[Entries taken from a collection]

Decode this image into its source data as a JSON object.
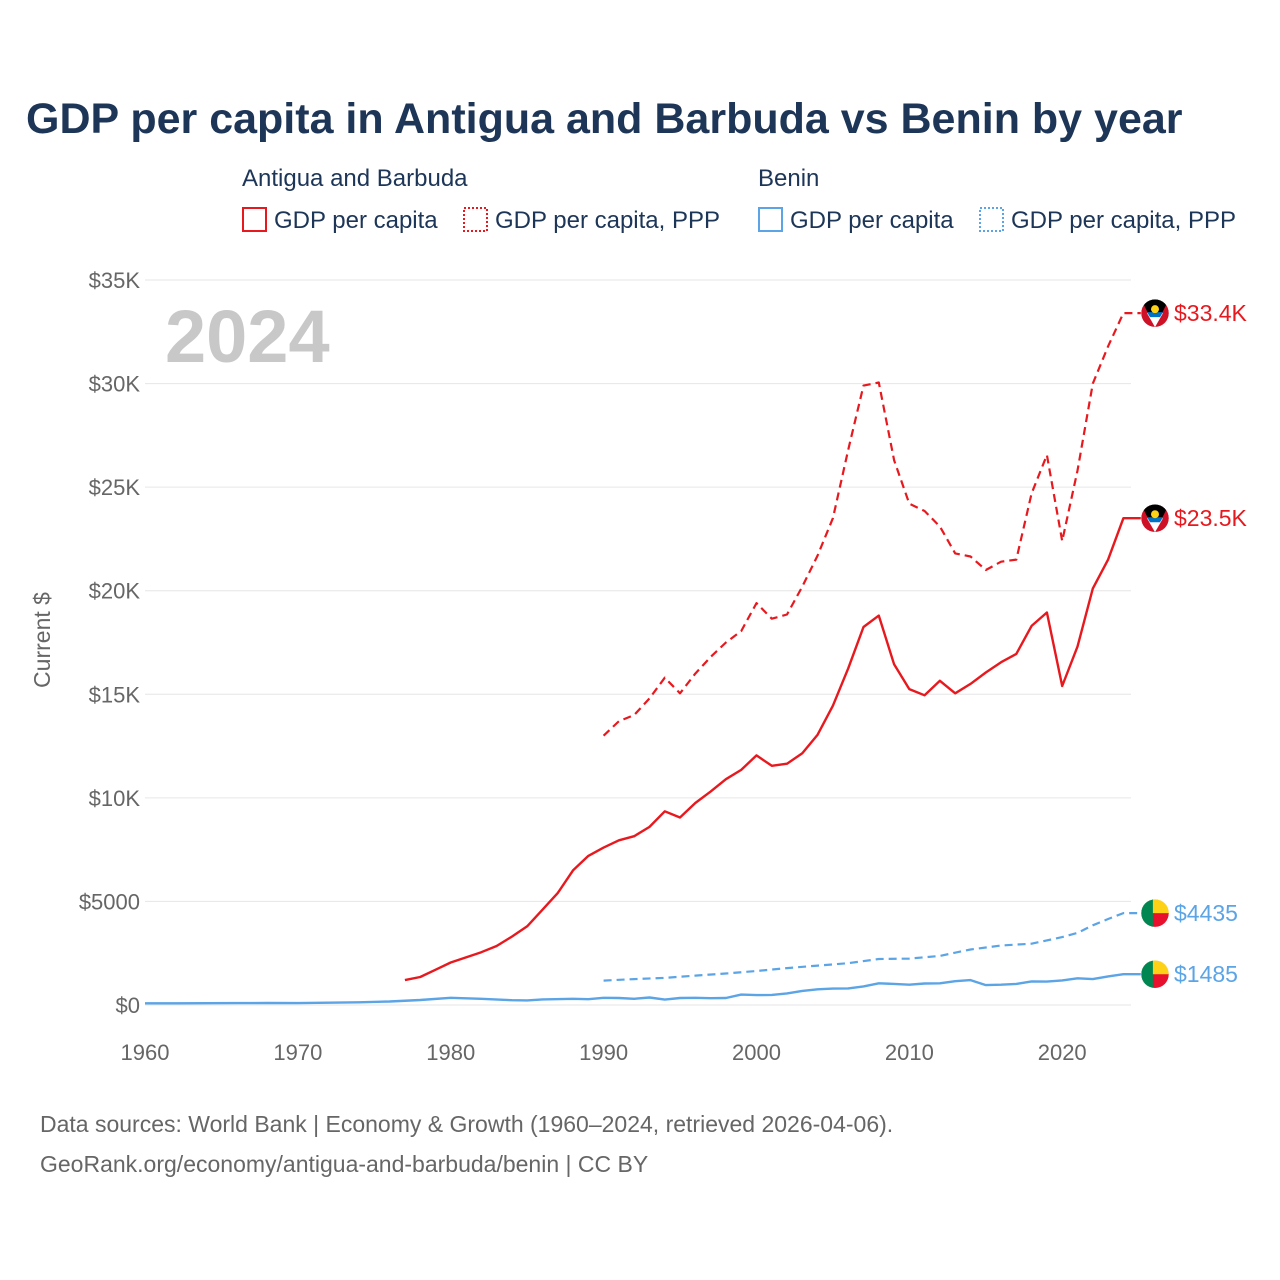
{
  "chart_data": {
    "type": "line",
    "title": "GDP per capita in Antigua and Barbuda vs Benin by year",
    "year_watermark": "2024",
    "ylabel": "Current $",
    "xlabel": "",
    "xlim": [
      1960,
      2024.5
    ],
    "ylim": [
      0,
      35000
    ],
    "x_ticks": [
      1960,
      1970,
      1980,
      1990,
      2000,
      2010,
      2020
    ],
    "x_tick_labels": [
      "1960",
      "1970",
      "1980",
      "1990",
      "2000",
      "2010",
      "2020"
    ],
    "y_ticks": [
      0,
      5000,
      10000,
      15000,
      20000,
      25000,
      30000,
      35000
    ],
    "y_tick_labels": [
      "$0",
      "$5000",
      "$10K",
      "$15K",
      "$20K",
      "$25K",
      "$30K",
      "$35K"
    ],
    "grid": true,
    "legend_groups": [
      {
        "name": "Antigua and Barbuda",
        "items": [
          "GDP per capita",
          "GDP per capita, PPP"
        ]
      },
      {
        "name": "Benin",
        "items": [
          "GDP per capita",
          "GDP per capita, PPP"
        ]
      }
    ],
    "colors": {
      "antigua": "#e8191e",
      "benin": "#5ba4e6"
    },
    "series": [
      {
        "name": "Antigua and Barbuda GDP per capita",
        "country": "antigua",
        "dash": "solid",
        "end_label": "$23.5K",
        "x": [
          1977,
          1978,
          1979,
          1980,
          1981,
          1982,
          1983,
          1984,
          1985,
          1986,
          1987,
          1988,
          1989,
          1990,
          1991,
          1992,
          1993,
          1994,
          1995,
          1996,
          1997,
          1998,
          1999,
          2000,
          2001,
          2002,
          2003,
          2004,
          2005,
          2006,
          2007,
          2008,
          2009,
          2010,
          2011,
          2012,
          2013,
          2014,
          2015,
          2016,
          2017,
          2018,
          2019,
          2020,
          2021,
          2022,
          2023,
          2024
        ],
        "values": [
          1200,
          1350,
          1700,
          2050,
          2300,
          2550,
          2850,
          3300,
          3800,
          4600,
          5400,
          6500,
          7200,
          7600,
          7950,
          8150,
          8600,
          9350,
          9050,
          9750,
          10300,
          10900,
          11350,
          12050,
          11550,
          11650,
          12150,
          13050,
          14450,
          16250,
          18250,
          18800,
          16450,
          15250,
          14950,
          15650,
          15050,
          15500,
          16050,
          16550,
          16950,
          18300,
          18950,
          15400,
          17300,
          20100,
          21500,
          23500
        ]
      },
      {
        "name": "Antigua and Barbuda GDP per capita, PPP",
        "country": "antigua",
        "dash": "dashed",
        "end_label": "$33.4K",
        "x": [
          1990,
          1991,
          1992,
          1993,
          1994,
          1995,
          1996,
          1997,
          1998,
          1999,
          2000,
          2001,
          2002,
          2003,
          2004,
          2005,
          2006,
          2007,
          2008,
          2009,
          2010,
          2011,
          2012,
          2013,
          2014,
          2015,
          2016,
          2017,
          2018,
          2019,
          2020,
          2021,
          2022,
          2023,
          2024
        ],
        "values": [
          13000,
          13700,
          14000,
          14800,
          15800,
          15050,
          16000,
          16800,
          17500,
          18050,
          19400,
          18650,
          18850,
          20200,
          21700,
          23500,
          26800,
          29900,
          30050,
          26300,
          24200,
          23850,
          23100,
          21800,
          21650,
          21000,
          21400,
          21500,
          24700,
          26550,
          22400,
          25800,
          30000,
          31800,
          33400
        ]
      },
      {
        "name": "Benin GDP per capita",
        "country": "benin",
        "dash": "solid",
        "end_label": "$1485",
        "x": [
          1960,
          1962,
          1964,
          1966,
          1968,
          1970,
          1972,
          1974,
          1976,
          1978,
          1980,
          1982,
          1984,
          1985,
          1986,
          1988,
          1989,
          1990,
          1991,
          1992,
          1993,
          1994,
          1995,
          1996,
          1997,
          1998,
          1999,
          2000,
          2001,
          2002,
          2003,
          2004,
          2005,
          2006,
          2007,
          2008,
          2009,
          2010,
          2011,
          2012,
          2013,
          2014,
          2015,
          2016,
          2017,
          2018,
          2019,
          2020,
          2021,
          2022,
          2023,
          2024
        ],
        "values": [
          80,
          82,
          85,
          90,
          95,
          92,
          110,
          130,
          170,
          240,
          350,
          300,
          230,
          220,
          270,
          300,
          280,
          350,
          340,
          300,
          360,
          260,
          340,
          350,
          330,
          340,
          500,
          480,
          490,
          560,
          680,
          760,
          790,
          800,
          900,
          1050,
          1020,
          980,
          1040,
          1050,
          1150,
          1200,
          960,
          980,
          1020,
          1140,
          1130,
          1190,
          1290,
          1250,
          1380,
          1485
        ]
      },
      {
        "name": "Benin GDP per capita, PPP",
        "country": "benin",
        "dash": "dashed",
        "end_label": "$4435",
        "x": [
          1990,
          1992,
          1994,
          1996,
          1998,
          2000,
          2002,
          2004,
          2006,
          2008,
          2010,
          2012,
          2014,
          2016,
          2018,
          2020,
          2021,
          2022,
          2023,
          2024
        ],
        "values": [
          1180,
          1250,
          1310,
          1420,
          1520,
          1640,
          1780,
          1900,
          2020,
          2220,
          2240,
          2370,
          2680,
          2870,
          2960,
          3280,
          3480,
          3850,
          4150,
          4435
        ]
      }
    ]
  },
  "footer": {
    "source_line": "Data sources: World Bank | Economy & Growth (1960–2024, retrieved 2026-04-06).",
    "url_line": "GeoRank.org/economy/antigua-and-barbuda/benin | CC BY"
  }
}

> Your task: Repeat each entry exactly as it appears; skip any picture.

> Solution below:
Decode this image into its source data as a JSON object.
{
  "chart_data": {
    "type": "line",
    "title": "GDP per capita in Antigua and Barbuda vs Benin by year",
    "year_watermark": "2024",
    "ylabel": "Current $",
    "xlabel": "",
    "xlim": [
      1960,
      2024.5
    ],
    "ylim": [
      0,
      35000
    ],
    "x_ticks": [
      1960,
      1970,
      1980,
      1990,
      2000,
      2010,
      2020
    ],
    "x_tick_labels": [
      "1960",
      "1970",
      "1980",
      "1990",
      "2000",
      "2010",
      "2020"
    ],
    "y_ticks": [
      0,
      5000,
      10000,
      15000,
      20000,
      25000,
      30000,
      35000
    ],
    "y_tick_labels": [
      "$0",
      "$5000",
      "$10K",
      "$15K",
      "$20K",
      "$25K",
      "$30K",
      "$35K"
    ],
    "grid": true,
    "legend_groups": [
      {
        "name": "Antigua and Barbuda",
        "items": [
          "GDP per capita",
          "GDP per capita, PPP"
        ]
      },
      {
        "name": "Benin",
        "items": [
          "GDP per capita",
          "GDP per capita, PPP"
        ]
      }
    ],
    "colors": {
      "antigua": "#e8191e",
      "benin": "#5ba4e6"
    },
    "series": [
      {
        "name": "Antigua and Barbuda GDP per capita",
        "country": "antigua",
        "dash": "solid",
        "end_label": "$23.5K",
        "x": [
          1977,
          1978,
          1979,
          1980,
          1981,
          1982,
          1983,
          1984,
          1985,
          1986,
          1987,
          1988,
          1989,
          1990,
          1991,
          1992,
          1993,
          1994,
          1995,
          1996,
          1997,
          1998,
          1999,
          2000,
          2001,
          2002,
          2003,
          2004,
          2005,
          2006,
          2007,
          2008,
          2009,
          2010,
          2011,
          2012,
          2013,
          2014,
          2015,
          2016,
          2017,
          2018,
          2019,
          2020,
          2021,
          2022,
          2023,
          2024
        ],
        "values": [
          1200,
          1350,
          1700,
          2050,
          2300,
          2550,
          2850,
          3300,
          3800,
          4600,
          5400,
          6500,
          7200,
          7600,
          7950,
          8150,
          8600,
          9350,
          9050,
          9750,
          10300,
          10900,
          11350,
          12050,
          11550,
          11650,
          12150,
          13050,
          14450,
          16250,
          18250,
          18800,
          16450,
          15250,
          14950,
          15650,
          15050,
          15500,
          16050,
          16550,
          16950,
          18300,
          18950,
          15400,
          17300,
          20100,
          21500,
          23500
        ]
      },
      {
        "name": "Antigua and Barbuda GDP per capita, PPP",
        "country": "antigua",
        "dash": "dashed",
        "end_label": "$33.4K",
        "x": [
          1990,
          1991,
          1992,
          1993,
          1994,
          1995,
          1996,
          1997,
          1998,
          1999,
          2000,
          2001,
          2002,
          2003,
          2004,
          2005,
          2006,
          2007,
          2008,
          2009,
          2010,
          2011,
          2012,
          2013,
          2014,
          2015,
          2016,
          2017,
          2018,
          2019,
          2020,
          2021,
          2022,
          2023,
          2024
        ],
        "values": [
          13000,
          13700,
          14000,
          14800,
          15800,
          15050,
          16000,
          16800,
          17500,
          18050,
          19400,
          18650,
          18850,
          20200,
          21700,
          23500,
          26800,
          29900,
          30050,
          26300,
          24200,
          23850,
          23100,
          21800,
          21650,
          21000,
          21400,
          21500,
          24700,
          26550,
          22400,
          25800,
          30000,
          31800,
          33400
        ]
      },
      {
        "name": "Benin GDP per capita",
        "country": "benin",
        "dash": "solid",
        "end_label": "$1485",
        "x": [
          1960,
          1962,
          1964,
          1966,
          1968,
          1970,
          1972,
          1974,
          1976,
          1978,
          1980,
          1982,
          1984,
          1985,
          1986,
          1988,
          1989,
          1990,
          1991,
          1992,
          1993,
          1994,
          1995,
          1996,
          1997,
          1998,
          1999,
          2000,
          2001,
          2002,
          2003,
          2004,
          2005,
          2006,
          2007,
          2008,
          2009,
          2010,
          2011,
          2012,
          2013,
          2014,
          2015,
          2016,
          2017,
          2018,
          2019,
          2020,
          2021,
          2022,
          2023,
          2024
        ],
        "values": [
          80,
          82,
          85,
          90,
          95,
          92,
          110,
          130,
          170,
          240,
          350,
          300,
          230,
          220,
          270,
          300,
          280,
          350,
          340,
          300,
          360,
          260,
          340,
          350,
          330,
          340,
          500,
          480,
          490,
          560,
          680,
          760,
          790,
          800,
          900,
          1050,
          1020,
          980,
          1040,
          1050,
          1150,
          1200,
          960,
          980,
          1020,
          1140,
          1130,
          1190,
          1290,
          1250,
          1380,
          1485
        ]
      },
      {
        "name": "Benin GDP per capita, PPP",
        "country": "benin",
        "dash": "dashed",
        "end_label": "$4435",
        "x": [
          1990,
          1992,
          1994,
          1996,
          1998,
          2000,
          2002,
          2004,
          2006,
          2008,
          2010,
          2012,
          2014,
          2016,
          2018,
          2020,
          2021,
          2022,
          2023,
          2024
        ],
        "values": [
          1180,
          1250,
          1310,
          1420,
          1520,
          1640,
          1780,
          1900,
          2020,
          2220,
          2240,
          2370,
          2680,
          2870,
          2960,
          3280,
          3480,
          3850,
          4150,
          4435
        ]
      }
    ]
  },
  "footer": {
    "source_line": "Data sources: World Bank | Economy & Growth (1960–2024, retrieved 2026-04-06).",
    "url_line": "GeoRank.org/economy/antigua-and-barbuda/benin | CC BY"
  }
}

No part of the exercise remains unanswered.